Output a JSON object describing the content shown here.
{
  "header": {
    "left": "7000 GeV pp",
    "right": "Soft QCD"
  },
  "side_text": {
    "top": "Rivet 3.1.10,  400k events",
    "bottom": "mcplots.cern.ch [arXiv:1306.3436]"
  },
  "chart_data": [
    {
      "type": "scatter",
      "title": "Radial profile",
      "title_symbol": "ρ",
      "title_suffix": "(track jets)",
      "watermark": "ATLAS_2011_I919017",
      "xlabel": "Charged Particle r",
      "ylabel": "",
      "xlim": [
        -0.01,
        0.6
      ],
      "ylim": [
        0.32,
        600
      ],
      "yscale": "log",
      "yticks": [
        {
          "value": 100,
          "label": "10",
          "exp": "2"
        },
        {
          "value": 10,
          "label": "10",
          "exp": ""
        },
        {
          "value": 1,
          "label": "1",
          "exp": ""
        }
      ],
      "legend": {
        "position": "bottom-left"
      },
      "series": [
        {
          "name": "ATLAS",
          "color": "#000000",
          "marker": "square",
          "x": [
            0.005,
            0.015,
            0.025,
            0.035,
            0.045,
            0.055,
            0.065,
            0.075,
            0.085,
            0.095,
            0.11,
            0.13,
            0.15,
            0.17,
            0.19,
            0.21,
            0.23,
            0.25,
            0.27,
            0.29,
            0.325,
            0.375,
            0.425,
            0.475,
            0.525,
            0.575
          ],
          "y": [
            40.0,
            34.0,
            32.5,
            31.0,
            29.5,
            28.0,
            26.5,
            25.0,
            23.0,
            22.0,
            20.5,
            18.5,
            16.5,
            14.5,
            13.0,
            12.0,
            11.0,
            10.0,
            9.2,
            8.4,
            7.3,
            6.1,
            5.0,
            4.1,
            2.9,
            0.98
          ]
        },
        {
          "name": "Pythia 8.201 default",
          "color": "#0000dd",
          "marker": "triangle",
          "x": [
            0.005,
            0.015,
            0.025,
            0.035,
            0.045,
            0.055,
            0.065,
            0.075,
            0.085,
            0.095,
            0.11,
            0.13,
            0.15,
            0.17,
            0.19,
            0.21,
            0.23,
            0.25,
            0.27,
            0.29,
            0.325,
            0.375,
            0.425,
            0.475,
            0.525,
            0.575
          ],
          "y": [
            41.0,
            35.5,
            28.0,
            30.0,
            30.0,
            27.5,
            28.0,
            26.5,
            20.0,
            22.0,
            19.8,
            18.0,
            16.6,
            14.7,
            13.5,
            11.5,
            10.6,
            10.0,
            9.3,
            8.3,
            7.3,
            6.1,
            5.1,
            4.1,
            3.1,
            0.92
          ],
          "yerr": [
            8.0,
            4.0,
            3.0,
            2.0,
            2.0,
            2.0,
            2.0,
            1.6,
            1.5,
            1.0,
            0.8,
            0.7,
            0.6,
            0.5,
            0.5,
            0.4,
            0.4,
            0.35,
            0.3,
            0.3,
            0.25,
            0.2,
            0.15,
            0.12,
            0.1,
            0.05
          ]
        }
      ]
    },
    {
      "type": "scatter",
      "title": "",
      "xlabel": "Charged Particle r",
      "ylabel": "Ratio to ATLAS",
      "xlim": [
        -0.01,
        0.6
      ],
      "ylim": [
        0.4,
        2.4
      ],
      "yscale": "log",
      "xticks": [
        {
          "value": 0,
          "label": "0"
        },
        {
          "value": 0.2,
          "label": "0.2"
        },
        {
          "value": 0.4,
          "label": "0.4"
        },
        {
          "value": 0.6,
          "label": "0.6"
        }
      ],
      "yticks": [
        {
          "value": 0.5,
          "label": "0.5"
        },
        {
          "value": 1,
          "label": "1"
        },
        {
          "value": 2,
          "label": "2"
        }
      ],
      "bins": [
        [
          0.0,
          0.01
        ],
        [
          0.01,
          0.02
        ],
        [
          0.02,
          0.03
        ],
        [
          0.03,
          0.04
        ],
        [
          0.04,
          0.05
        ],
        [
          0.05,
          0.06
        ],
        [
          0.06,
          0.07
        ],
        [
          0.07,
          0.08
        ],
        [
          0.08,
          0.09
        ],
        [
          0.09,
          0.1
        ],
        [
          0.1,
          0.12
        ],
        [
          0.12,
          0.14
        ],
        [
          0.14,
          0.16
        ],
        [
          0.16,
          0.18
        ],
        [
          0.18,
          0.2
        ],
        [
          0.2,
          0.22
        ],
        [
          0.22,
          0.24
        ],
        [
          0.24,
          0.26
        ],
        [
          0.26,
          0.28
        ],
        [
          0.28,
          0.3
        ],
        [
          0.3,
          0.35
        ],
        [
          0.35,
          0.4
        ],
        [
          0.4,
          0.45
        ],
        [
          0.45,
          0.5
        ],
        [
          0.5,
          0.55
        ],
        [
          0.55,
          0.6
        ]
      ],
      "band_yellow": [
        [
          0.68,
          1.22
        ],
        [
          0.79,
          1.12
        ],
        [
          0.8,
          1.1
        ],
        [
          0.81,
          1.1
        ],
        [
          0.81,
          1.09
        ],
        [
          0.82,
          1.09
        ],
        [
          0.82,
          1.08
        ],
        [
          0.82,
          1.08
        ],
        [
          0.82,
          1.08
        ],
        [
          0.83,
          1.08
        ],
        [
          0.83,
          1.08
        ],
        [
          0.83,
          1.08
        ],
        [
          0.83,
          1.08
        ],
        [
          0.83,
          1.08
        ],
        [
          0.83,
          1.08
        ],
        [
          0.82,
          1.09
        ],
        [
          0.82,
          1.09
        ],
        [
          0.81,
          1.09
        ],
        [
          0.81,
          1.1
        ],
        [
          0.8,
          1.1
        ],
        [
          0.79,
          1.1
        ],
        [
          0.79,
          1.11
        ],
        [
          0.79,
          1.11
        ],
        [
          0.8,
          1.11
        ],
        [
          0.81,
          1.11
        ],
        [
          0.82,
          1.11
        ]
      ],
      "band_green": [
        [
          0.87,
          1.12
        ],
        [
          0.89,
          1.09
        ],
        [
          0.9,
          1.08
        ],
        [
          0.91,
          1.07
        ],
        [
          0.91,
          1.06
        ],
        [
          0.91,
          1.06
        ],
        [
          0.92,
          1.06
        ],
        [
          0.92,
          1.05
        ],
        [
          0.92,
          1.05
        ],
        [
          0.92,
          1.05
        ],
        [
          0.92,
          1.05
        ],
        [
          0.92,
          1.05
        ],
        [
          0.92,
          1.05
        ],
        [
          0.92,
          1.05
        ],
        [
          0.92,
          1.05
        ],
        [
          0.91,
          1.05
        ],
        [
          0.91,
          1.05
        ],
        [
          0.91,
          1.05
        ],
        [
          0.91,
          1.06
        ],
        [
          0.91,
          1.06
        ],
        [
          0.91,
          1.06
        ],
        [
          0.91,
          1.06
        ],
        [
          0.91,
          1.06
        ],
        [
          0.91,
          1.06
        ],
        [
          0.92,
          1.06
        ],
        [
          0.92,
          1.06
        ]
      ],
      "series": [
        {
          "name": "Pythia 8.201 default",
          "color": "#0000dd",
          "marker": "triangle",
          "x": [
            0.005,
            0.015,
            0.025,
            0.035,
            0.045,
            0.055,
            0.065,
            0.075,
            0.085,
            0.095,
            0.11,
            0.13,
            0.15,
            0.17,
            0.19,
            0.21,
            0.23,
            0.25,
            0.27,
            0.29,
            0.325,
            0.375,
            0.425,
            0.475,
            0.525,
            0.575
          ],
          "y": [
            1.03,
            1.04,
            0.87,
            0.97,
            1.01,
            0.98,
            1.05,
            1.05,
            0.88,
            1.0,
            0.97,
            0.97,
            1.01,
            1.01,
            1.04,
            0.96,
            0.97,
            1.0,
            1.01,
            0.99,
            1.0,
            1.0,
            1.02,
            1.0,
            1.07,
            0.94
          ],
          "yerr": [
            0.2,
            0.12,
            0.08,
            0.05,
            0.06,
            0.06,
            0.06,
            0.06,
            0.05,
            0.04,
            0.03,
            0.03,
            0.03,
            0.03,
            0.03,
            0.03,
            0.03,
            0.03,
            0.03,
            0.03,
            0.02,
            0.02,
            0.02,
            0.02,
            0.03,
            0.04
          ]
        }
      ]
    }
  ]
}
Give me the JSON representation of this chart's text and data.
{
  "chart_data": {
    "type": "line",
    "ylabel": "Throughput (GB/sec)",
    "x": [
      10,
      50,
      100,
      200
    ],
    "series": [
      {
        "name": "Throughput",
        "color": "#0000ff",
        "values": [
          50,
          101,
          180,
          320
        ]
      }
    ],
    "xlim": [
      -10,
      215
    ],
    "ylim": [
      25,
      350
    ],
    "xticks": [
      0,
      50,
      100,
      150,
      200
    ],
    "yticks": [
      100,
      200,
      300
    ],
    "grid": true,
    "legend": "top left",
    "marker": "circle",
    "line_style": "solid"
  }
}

GIVEN EXERCISE.
Copy, character for character, the lines from the line that holds "Give me the" through the final line of the records above.

THE COMPLETED TASK.
Give me the JSON representation of this chart's text and data.
{
  "chart_data": {
    "type": "line",
    "ylabel": "Throughput (GB/sec)",
    "x": [
      10,
      50,
      100,
      200
    ],
    "series": [
      {
        "name": "Throughput",
        "color": "#0000ff",
        "values": [
          50,
          101,
          180,
          320
        ]
      }
    ],
    "xlim": [
      -10,
      215
    ],
    "ylim": [
      25,
      350
    ],
    "xticks": [
      0,
      50,
      100,
      150,
      200
    ],
    "yticks": [
      100,
      200,
      300
    ],
    "grid": true,
    "legend": "top left",
    "marker": "circle",
    "line_style": "solid"
  }
}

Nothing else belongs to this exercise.